## THE EXERCISE:
Below are records; count the lines in them that hold "ylabel" and give only the count.

— Start —

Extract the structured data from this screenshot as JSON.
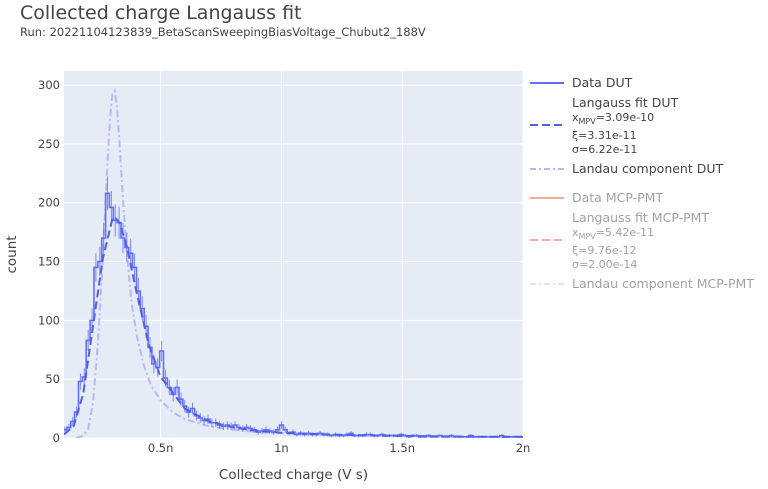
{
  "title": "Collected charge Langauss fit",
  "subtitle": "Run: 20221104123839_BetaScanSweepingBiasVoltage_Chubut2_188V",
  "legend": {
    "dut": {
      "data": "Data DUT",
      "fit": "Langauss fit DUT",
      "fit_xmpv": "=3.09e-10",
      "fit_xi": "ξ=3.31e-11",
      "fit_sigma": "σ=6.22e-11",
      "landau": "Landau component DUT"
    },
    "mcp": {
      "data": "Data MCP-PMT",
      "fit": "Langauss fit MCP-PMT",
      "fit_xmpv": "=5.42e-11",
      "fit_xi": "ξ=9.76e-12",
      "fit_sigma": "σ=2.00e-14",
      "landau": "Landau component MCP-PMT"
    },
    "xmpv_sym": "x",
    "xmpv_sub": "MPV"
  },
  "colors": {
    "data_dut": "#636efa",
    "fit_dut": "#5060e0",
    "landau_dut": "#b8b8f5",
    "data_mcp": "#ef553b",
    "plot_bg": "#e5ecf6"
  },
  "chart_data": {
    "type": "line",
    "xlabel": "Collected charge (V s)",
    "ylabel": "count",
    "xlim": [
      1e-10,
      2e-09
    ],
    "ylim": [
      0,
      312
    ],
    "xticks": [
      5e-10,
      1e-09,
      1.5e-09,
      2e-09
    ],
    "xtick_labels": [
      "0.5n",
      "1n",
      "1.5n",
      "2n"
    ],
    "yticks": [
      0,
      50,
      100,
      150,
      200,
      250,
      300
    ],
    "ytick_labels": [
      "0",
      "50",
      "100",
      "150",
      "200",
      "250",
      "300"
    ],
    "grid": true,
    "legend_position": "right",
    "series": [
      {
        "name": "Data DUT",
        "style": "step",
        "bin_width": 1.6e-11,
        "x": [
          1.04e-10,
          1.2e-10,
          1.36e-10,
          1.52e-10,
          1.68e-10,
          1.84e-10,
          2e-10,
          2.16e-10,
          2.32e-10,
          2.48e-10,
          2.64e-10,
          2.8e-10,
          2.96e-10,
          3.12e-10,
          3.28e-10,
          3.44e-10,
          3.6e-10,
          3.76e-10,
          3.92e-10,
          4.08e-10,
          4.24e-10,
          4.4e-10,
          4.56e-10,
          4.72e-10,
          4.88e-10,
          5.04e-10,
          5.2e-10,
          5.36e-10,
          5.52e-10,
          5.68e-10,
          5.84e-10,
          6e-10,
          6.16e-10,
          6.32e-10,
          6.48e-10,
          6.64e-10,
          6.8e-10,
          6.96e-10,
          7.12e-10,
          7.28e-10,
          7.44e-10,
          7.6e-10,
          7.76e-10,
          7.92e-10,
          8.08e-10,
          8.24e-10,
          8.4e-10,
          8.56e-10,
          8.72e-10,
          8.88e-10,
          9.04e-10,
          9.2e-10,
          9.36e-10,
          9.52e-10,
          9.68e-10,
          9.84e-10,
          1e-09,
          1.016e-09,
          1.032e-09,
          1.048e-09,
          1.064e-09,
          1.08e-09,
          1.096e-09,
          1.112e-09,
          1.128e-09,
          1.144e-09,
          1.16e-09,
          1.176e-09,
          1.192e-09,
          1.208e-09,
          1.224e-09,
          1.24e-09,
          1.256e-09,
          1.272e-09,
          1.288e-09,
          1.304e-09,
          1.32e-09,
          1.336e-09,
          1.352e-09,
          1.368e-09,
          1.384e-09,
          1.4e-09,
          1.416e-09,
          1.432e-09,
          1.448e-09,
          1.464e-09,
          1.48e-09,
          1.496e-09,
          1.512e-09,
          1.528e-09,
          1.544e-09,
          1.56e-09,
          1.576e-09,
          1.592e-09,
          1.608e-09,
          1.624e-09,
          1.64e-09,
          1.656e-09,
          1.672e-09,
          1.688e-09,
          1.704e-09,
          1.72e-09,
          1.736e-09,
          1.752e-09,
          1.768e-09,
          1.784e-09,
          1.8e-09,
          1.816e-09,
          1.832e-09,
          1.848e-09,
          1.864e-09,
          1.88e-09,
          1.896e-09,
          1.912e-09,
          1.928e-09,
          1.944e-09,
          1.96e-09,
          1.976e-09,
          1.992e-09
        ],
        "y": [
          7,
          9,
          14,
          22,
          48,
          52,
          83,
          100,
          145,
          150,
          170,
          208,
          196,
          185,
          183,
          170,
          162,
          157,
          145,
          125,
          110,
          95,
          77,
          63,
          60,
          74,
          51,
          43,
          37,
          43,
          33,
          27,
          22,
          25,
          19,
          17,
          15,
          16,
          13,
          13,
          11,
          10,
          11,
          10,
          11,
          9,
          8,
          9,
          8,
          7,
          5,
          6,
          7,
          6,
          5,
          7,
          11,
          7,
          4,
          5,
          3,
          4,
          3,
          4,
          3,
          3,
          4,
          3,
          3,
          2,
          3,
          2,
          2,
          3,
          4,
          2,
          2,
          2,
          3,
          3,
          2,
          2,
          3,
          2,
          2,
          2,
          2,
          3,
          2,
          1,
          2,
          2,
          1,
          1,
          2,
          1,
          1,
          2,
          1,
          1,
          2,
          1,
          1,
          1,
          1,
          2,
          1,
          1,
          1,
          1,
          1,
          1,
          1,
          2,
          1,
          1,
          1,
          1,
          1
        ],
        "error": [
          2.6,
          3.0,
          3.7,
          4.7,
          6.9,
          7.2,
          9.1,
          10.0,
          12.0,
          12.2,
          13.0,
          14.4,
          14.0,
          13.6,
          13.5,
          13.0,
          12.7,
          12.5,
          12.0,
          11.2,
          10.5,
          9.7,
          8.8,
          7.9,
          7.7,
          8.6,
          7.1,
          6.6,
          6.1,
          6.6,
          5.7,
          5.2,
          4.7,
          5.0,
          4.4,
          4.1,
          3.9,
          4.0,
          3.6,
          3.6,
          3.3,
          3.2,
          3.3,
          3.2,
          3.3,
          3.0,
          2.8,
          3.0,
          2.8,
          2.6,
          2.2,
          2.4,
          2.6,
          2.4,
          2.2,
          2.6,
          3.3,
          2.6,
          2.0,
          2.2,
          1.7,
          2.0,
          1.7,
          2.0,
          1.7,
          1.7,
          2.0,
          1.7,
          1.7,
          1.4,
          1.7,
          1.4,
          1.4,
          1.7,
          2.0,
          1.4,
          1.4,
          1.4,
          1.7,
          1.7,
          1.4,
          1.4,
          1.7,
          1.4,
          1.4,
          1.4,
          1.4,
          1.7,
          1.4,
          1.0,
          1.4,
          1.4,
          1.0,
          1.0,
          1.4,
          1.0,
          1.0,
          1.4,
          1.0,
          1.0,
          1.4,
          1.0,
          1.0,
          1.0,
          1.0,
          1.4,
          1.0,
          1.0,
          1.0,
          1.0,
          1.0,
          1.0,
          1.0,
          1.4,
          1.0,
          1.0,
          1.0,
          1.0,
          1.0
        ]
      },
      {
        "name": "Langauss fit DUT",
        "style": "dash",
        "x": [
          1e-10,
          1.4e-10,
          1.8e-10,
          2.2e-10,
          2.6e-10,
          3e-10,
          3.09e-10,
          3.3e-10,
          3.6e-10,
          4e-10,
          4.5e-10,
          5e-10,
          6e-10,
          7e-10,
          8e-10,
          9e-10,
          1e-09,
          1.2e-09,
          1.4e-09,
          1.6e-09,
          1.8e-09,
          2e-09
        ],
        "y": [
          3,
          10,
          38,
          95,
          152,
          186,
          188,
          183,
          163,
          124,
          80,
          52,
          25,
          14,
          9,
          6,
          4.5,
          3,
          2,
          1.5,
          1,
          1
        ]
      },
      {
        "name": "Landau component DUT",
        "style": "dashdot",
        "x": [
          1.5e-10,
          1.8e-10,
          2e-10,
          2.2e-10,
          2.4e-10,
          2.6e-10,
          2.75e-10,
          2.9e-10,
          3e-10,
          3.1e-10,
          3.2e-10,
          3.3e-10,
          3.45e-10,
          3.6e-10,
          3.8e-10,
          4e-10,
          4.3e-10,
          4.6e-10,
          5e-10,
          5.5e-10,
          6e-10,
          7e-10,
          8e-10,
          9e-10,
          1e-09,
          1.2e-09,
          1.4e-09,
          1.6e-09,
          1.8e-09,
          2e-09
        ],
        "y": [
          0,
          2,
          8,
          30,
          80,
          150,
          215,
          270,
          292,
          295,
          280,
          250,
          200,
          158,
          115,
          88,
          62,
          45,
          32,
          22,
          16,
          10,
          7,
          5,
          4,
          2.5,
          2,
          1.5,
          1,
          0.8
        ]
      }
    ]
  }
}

— End —
— Start —

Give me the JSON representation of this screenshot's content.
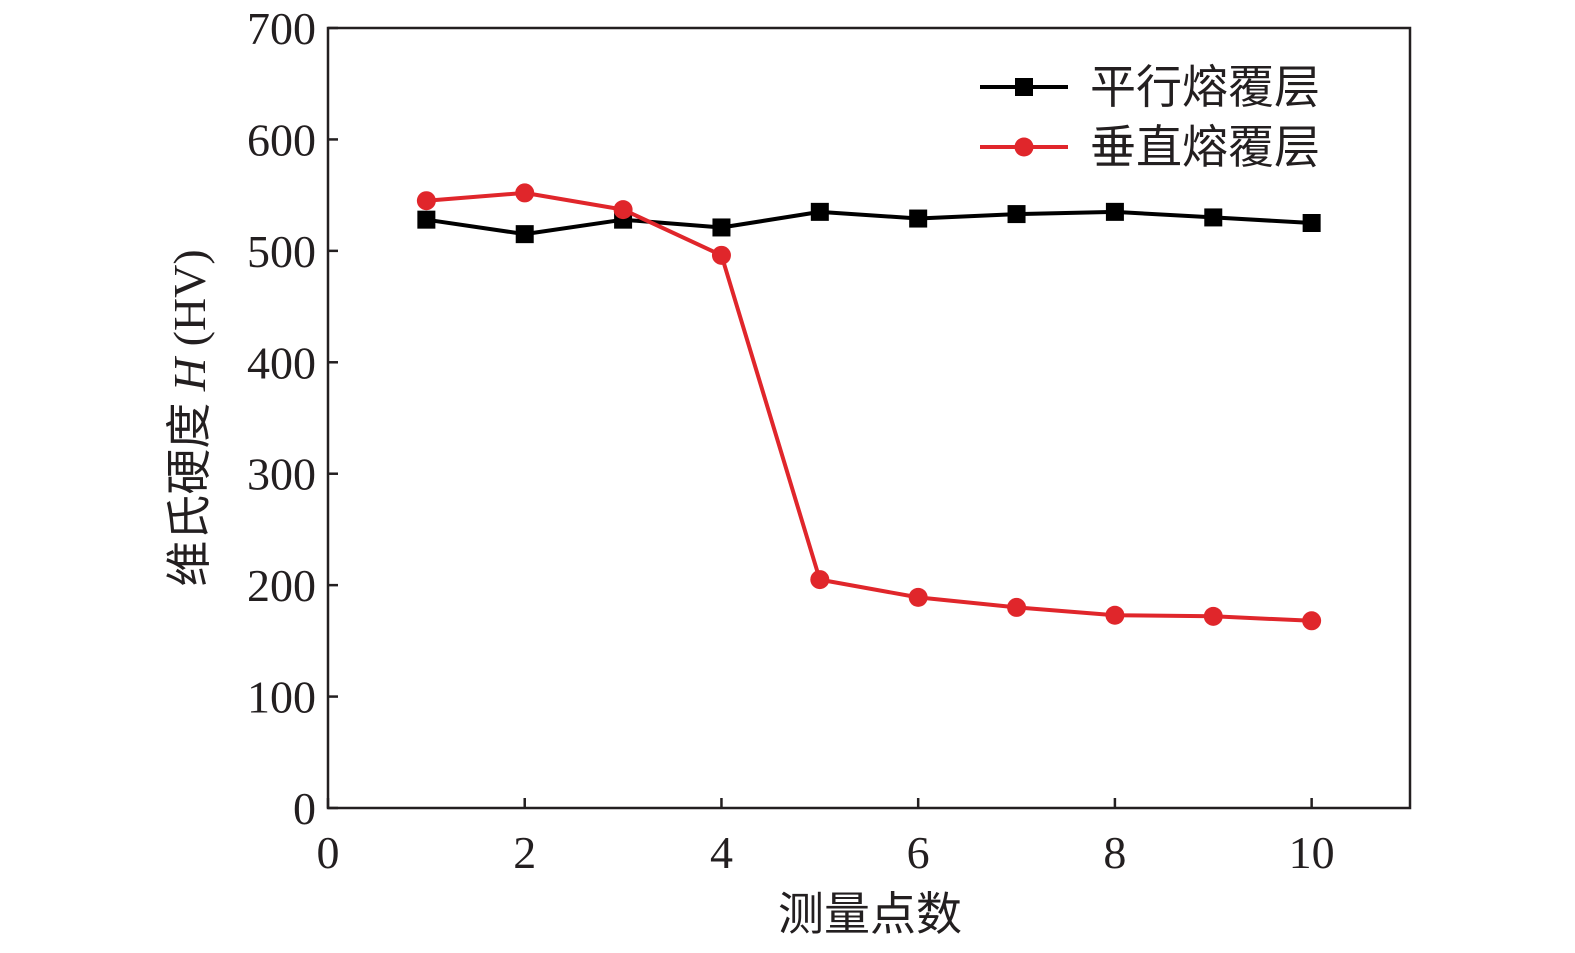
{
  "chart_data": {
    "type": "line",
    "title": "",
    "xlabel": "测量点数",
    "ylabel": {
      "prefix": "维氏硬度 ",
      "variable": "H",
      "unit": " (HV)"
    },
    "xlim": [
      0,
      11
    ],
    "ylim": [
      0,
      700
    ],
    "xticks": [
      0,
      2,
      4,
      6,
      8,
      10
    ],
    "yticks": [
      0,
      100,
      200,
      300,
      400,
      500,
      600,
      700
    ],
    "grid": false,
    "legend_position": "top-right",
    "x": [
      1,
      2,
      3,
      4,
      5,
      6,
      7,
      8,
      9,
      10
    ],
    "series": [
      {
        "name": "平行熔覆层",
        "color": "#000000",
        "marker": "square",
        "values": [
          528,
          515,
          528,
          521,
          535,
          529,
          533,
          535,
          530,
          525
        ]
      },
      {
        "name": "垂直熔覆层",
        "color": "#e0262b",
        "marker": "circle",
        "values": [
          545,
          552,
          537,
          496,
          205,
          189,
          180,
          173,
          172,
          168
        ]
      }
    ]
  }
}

— End —
— Start —

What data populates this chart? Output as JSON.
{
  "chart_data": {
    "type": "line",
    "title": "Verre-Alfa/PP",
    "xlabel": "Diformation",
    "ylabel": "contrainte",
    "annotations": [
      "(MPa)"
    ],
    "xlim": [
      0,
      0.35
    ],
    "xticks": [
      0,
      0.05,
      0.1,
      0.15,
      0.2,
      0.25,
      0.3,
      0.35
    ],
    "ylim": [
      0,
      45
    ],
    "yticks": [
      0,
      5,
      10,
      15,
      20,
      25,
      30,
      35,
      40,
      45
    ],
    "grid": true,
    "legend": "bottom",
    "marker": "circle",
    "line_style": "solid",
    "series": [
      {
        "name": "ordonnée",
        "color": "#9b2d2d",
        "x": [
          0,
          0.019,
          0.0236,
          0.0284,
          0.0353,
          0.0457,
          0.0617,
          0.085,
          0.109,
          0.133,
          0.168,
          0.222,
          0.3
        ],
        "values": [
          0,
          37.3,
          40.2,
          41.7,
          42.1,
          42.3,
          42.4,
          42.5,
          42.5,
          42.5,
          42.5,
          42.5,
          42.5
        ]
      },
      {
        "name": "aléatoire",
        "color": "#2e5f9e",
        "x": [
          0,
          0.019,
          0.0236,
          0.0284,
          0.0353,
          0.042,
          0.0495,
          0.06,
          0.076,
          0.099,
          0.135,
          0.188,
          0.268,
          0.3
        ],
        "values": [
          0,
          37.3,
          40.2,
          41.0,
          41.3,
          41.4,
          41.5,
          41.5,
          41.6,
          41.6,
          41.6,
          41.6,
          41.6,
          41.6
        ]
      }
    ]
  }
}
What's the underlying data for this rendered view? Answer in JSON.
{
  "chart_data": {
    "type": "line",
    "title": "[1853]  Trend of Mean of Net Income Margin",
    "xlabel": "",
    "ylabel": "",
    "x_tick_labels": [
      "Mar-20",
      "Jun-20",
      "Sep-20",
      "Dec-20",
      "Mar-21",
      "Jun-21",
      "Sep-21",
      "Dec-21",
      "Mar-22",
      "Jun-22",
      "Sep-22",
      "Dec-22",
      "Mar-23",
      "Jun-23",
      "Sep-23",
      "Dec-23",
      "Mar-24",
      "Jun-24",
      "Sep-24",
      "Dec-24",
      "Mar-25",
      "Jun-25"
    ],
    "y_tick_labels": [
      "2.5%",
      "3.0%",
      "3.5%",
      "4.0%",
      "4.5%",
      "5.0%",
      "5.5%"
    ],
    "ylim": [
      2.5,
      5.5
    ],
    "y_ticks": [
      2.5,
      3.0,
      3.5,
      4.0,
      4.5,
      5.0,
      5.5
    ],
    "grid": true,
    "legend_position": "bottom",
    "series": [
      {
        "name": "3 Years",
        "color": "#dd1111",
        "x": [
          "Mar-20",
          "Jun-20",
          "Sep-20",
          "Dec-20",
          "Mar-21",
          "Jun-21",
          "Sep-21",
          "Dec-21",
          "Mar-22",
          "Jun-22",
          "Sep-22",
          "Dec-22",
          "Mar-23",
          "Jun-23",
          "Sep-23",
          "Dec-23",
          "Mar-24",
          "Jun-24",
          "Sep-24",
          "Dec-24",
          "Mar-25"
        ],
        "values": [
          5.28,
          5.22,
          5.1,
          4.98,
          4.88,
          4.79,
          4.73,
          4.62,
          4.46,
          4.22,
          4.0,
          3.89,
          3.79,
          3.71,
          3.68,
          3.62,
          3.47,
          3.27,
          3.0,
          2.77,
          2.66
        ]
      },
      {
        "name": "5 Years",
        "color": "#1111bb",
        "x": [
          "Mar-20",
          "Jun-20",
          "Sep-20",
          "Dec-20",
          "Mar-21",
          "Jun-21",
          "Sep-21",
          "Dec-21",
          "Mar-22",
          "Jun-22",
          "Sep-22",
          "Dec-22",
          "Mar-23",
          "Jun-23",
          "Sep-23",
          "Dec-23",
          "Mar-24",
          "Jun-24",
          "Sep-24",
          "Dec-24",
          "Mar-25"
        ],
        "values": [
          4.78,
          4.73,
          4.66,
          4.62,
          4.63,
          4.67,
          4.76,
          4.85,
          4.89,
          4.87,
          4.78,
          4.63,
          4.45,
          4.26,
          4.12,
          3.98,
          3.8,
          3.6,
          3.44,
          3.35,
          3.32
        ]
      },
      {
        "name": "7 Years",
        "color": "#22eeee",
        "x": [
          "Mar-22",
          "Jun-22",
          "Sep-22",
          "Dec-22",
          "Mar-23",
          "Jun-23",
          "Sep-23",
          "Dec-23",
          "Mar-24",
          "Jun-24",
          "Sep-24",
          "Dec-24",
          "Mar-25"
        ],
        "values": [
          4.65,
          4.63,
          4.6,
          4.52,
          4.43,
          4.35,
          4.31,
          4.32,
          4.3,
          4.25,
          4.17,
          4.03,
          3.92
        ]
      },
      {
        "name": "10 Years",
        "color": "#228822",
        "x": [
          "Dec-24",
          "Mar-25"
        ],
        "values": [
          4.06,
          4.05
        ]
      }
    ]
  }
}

— End —

## FULL RESPONSE:
4